## DO THIS
Go through the records and extract every line with the word "ثلاث".

☆ ☆ ☆ ☆

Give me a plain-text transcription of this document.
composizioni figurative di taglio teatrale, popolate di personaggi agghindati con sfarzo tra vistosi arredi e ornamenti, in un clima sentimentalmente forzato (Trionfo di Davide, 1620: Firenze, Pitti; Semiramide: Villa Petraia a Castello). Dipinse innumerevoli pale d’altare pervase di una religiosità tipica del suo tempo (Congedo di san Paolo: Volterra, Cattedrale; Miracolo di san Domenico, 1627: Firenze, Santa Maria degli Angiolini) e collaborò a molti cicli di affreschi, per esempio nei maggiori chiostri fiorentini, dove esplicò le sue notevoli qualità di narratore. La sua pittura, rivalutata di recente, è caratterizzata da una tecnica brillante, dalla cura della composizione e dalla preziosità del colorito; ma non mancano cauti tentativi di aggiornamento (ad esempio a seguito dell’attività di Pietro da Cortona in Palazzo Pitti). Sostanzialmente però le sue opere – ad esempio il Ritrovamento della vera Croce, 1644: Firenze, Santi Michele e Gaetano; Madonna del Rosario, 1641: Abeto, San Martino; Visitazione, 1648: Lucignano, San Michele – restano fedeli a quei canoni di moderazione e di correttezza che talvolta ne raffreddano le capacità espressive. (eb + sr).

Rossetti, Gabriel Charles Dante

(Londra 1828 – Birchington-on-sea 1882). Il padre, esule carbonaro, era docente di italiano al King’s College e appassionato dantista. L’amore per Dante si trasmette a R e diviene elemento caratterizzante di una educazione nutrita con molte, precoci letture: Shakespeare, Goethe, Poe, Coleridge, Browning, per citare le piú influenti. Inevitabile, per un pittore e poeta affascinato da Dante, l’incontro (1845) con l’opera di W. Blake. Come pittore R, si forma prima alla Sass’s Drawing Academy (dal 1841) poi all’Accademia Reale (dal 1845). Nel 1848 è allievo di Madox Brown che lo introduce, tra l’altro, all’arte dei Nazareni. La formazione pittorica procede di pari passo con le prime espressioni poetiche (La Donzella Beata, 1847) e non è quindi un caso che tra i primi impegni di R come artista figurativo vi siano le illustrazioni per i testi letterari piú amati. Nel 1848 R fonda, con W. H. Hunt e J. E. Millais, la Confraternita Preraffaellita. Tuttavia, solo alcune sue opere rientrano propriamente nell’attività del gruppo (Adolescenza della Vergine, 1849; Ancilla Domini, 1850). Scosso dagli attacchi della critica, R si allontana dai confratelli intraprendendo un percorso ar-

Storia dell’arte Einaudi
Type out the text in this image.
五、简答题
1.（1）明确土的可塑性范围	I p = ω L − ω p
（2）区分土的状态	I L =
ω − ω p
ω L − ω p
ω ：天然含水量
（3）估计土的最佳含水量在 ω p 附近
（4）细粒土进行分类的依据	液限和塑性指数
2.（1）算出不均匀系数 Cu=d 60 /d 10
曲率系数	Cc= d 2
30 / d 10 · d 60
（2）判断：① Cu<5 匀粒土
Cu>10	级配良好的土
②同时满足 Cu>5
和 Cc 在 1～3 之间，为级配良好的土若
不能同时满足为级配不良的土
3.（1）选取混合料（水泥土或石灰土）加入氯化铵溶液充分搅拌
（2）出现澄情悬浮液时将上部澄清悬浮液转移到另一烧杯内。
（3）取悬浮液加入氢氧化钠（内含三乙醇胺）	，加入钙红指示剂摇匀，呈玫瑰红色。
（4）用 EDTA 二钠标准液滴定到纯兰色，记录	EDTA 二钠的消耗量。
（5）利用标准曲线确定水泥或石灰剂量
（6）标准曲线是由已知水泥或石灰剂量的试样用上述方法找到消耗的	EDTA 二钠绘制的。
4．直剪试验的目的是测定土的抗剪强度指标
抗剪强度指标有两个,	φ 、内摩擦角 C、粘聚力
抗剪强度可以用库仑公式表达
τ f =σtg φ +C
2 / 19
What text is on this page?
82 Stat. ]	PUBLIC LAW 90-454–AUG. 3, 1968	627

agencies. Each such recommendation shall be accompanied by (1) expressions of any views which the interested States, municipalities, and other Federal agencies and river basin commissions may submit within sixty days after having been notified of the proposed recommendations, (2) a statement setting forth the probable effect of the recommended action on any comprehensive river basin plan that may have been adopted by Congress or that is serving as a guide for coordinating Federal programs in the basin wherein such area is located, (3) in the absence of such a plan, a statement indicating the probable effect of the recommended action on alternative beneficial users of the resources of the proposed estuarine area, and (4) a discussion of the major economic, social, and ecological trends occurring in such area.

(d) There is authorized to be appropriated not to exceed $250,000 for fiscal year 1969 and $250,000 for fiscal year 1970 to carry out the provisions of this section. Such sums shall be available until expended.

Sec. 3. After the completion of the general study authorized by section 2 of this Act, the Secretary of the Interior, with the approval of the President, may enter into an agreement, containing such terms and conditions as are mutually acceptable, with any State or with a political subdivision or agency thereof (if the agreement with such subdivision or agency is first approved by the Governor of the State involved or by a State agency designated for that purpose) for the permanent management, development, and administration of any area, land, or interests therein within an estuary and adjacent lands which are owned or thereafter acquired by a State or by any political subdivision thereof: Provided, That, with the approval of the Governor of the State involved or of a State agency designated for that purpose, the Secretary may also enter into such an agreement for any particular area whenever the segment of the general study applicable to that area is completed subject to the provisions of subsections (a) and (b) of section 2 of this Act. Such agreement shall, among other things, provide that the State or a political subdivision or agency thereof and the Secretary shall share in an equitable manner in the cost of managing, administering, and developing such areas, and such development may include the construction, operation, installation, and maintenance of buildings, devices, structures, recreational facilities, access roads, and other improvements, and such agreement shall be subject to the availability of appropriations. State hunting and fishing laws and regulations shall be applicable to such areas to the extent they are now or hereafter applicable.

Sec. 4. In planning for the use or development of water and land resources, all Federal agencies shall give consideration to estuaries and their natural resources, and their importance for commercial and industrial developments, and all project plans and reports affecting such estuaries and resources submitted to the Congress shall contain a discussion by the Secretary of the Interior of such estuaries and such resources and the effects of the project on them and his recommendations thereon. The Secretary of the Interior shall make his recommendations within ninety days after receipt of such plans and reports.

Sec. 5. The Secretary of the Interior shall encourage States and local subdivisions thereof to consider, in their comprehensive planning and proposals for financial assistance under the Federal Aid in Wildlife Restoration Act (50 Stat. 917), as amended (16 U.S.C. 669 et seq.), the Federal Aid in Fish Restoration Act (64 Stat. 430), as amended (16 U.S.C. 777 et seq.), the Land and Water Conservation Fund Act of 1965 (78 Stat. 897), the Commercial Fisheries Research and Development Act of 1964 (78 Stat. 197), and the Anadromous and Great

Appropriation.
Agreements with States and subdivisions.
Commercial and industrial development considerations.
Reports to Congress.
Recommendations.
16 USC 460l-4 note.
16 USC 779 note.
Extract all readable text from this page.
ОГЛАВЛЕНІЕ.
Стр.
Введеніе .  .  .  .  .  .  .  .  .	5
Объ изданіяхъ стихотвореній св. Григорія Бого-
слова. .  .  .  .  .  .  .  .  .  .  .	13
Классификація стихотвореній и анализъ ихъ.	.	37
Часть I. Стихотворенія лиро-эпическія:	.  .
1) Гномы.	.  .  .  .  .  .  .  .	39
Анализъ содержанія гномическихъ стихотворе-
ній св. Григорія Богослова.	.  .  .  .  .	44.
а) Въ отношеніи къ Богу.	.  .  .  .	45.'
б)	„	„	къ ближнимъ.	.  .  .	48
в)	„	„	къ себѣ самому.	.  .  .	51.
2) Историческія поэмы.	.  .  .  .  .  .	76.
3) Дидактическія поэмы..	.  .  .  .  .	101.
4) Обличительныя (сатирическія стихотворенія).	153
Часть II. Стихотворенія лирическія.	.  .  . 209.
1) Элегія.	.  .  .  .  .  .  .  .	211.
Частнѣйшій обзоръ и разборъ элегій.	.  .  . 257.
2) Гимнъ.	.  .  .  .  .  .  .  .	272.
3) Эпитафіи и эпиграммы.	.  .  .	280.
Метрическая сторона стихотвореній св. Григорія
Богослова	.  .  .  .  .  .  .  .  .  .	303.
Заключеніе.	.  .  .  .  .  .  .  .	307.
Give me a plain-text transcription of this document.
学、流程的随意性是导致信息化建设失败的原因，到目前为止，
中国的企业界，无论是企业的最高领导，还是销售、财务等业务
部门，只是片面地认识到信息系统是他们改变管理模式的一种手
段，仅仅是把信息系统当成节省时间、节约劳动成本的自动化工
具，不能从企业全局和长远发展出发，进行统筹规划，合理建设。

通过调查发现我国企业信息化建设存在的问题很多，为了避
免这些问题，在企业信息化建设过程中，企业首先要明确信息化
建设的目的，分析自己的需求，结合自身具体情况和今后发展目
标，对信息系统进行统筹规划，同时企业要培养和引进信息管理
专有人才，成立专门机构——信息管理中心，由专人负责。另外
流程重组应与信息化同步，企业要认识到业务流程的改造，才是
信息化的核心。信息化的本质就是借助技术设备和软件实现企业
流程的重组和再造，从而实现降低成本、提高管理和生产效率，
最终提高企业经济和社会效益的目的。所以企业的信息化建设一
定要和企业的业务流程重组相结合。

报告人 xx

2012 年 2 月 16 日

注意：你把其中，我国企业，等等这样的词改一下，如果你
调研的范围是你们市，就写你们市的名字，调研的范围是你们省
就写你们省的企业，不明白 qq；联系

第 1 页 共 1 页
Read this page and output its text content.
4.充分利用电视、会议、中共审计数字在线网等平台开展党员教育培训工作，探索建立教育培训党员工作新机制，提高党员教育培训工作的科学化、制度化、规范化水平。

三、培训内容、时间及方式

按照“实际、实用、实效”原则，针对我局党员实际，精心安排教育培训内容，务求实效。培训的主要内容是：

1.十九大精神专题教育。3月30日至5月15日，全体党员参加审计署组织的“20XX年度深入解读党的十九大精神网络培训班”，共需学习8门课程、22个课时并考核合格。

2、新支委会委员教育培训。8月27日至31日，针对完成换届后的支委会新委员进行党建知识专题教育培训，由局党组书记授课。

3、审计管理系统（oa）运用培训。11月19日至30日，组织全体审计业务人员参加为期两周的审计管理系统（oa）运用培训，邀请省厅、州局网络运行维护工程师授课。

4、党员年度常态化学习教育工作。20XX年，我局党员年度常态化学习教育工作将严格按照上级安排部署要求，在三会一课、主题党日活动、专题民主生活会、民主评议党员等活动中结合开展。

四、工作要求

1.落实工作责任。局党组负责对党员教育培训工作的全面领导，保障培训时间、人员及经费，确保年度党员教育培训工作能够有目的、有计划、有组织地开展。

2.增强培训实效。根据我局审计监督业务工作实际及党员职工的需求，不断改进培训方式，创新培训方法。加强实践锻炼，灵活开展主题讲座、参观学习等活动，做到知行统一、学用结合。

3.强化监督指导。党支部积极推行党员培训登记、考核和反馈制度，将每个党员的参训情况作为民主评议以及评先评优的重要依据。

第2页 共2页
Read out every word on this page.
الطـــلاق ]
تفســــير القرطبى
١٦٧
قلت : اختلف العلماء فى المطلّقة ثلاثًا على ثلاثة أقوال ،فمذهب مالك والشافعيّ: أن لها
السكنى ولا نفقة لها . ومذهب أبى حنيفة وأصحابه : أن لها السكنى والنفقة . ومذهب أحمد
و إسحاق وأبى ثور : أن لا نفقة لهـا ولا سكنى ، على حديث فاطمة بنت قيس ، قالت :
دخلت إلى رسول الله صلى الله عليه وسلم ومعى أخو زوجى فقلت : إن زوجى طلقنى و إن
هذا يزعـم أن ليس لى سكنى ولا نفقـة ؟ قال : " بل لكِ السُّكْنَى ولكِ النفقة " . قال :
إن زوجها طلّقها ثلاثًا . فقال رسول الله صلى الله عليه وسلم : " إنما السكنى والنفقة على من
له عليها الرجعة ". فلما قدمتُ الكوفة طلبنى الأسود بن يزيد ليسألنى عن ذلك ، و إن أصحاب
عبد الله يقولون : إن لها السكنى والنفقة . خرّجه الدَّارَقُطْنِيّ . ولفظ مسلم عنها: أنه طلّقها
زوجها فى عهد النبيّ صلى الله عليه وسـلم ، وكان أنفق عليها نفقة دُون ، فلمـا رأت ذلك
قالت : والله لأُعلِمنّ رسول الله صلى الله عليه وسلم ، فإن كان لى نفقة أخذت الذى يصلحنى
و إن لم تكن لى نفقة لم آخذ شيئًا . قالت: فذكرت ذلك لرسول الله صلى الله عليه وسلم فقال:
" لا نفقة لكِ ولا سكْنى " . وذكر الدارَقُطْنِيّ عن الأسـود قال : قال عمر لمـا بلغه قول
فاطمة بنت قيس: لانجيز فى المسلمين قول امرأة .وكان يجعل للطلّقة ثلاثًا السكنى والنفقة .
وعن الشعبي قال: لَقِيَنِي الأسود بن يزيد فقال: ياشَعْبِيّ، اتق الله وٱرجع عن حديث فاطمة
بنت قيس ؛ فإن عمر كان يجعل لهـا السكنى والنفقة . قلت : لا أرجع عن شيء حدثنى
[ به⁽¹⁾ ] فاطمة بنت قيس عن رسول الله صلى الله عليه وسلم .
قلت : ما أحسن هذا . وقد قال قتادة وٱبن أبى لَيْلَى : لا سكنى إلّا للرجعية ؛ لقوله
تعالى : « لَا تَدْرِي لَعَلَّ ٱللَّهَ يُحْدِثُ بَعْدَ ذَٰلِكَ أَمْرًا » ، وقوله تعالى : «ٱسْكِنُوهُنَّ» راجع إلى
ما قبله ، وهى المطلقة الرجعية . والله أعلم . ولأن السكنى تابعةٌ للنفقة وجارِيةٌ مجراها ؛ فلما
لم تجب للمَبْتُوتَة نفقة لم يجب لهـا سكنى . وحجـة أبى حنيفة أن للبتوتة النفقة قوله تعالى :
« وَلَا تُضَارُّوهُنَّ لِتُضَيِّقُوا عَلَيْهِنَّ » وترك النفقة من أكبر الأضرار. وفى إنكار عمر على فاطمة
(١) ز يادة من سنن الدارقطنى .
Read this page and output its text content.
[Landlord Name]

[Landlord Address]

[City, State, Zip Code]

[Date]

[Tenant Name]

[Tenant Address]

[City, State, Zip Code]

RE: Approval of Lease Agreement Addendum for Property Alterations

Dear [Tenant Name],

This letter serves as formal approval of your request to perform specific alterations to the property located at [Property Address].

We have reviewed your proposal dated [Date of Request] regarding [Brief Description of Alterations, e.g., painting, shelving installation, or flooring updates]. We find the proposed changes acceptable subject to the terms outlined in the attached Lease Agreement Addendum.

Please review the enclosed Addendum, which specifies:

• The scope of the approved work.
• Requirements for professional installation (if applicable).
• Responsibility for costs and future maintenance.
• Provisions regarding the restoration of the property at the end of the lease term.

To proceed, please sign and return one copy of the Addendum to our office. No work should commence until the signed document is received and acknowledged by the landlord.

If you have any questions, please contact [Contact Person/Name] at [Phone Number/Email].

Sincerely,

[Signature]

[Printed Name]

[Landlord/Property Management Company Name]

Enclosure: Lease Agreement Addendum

☆ ☆ ☆ ☆

## EXERCISE ANSWER
قلت : اختلف العلماء فى المطلّقة ثلاثًا على ثلاثة أقوال ،فمذهب مالك والشافعيّ: أن لها
إن زوجها طلّقها ثلاثًا . فقال رسول الله صلى الله عليه وسلم : " إنما السكنى والنفقة على من
فاطمة بنت قيس: لانجيز فى المسلمين قول امرأة .وكان يجعل للطلّقة ثلاثًا السكنى والنفقة .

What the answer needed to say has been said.